Texto proporcionado:
La recesión de los años '30 se manifestó a primera vista como una sobreproducción. En consecuencia, la reacción inicial fue la de suprimir ese exceso de oferta, eliminándolo del mercado. Así, en Estados Unidos la agencia gubernamental compró cerca de 700.000 cabezas de ganado por semana (un total de 8 millones durante el año 1934) que fueron destruidas; en la Argentina se quemó trigo y se tiró el vino a las acequias de Mendoza; en Brasil se destruyeron más de dos millones de toneladas de café. En un mundo con hambre y necesidad, la destrucción de bienes es claramente irracional. Sin embargo, los ejemplos similares son innumerables en todo el mundo. La continuación de esta política fue la de control y limitación de la producción (fue la época de las Juntas Reguladoras en la Argentina) y el aumento del proteccionismo comercial para evitar la competencia externa a la producción local.

De todas formas, las políticas de oferta no alcanzaron para lograr la recuperación económica. En 1933 un informe de un funcionario del gobierno norteamericano decía que "para volver a poner en movimiento nuestras fábricas y nuestras granjas con la seguridad de que colocarán sus productos es necesario que aseguremos a los consumidores los medios para comprar esos productos. Pero sería preciso para ello que no tuviésemos entre esos consumidores doce millones de desocupados al margen de la capacidad de comprar". En el mismo año, al poner en marcha en nuestro país un plan de recuperación económica, el gobierno informaba que "se ha llegado en la Argentina a un punto muerto. La industria privada no puede absorber a los desocupados porque, para hacerlo, debería producir más y correría entonces el riesgo de pasar el límite razonable y de ver agravarse sus dificultades. Está claro que si todos los industriales aumentasen simultáneamente su producción, los productos suplementarios podrían ser consumidos gracias al acrecentamiento del poder de compra resultante de la vuelta de los desocupados al trabajo. Tal movimiento simultáneo no puede producirse sin un estímulo exterior. Con ese fin, los trabajos emprendidos por el Estado constituyen el medio más eficaz. Los trabajos públicos distribuyen el poder de compra entre un gran número de trabajadores, desarrollan la demanda general de bienes y contribuyen así a la reabsorción de los desocupados por la industria privada".

[Datos de reconocimiento de la estructura de documentos]
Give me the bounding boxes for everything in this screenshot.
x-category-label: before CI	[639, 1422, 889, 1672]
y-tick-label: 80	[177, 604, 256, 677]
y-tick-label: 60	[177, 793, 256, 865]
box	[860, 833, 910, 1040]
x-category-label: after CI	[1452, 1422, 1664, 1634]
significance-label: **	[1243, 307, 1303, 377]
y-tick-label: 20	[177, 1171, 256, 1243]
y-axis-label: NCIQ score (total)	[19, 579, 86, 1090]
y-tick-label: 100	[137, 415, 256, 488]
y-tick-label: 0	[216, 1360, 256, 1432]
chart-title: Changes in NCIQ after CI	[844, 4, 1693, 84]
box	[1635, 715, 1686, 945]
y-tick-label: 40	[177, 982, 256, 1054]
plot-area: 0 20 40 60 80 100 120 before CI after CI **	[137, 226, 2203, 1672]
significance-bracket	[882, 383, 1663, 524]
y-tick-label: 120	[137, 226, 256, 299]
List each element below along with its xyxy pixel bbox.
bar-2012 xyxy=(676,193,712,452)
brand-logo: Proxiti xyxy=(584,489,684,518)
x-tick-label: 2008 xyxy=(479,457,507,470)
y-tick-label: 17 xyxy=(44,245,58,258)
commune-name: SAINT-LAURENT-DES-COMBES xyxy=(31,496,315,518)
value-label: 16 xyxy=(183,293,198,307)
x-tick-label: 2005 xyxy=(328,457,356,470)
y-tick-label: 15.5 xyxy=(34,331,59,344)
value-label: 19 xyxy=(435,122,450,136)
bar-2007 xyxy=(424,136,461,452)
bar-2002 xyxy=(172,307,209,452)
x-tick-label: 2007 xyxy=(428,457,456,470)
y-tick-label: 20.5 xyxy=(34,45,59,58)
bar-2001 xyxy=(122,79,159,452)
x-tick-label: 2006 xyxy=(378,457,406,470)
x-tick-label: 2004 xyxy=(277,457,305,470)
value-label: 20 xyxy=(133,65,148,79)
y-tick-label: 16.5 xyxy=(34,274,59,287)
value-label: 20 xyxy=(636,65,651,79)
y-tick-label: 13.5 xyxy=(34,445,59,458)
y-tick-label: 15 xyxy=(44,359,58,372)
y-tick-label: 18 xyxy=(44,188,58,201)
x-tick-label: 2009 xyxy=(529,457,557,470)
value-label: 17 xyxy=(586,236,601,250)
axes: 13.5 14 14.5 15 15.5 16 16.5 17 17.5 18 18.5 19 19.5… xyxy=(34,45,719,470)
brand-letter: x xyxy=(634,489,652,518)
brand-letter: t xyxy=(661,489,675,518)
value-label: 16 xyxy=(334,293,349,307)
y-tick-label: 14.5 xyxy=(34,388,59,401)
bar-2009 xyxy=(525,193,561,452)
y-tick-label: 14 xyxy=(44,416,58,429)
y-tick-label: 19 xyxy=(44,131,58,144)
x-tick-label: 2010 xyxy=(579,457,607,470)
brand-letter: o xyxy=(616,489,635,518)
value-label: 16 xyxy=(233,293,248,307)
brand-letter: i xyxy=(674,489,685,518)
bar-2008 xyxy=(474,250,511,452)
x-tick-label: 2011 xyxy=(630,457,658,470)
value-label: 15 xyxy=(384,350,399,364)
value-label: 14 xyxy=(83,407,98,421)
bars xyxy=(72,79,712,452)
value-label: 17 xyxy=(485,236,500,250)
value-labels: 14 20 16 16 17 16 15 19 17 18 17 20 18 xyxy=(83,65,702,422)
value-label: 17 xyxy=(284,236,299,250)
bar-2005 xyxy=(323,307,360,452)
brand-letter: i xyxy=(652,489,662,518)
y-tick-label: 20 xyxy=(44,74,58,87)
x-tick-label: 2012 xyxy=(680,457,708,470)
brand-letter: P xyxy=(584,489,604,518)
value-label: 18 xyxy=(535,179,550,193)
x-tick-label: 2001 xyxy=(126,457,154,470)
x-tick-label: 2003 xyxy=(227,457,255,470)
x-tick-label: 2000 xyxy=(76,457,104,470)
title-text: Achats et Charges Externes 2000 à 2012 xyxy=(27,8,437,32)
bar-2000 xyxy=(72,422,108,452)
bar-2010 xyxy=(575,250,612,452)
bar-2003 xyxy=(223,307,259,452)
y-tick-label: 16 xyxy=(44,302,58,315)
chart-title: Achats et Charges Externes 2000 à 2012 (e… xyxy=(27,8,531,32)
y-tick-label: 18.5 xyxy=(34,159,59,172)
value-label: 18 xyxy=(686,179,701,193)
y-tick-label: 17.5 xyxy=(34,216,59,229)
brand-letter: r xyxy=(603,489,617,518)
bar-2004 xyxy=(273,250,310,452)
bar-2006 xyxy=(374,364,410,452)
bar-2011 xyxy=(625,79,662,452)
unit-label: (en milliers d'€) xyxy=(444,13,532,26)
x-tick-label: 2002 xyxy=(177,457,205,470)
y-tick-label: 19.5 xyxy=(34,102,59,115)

Qué se pide: Reproduce sin cambios el fragmento del texto sobre la recesión de los años treinta que comienza en "La recesión de" y termina con "la producción local.".

Respuesta escrita:
La recesión de los años '30 se manifestó a primera vista como una sobreproducción. En consecuencia, la reacción inicial fue la de suprimir ese exceso de oferta, eliminándolo del mercado. Así, en Estados Unidos la agencia gubernamental compró cerca de 700.000 cabezas de ganado por semana (un total de 8 millones durante el año 1934) que fueron destruidas; en la Argentina se quemó trigo y se tiró el vino a las acequias de Mendoza; en Brasil se destruyeron más de dos millones de toneladas de café. En un mundo con hambre y necesidad, la destrucción de bienes es claramente irracional. Sin embargo, los ejemplos similares son innumerables en todo el mundo. La continuación de esta política fue la de control y limitación de la producción (fue la época de las Juntas Reguladoras en la Argentina) y el aumento del proteccionismo comercial para evitar la competencia externa a la producción local.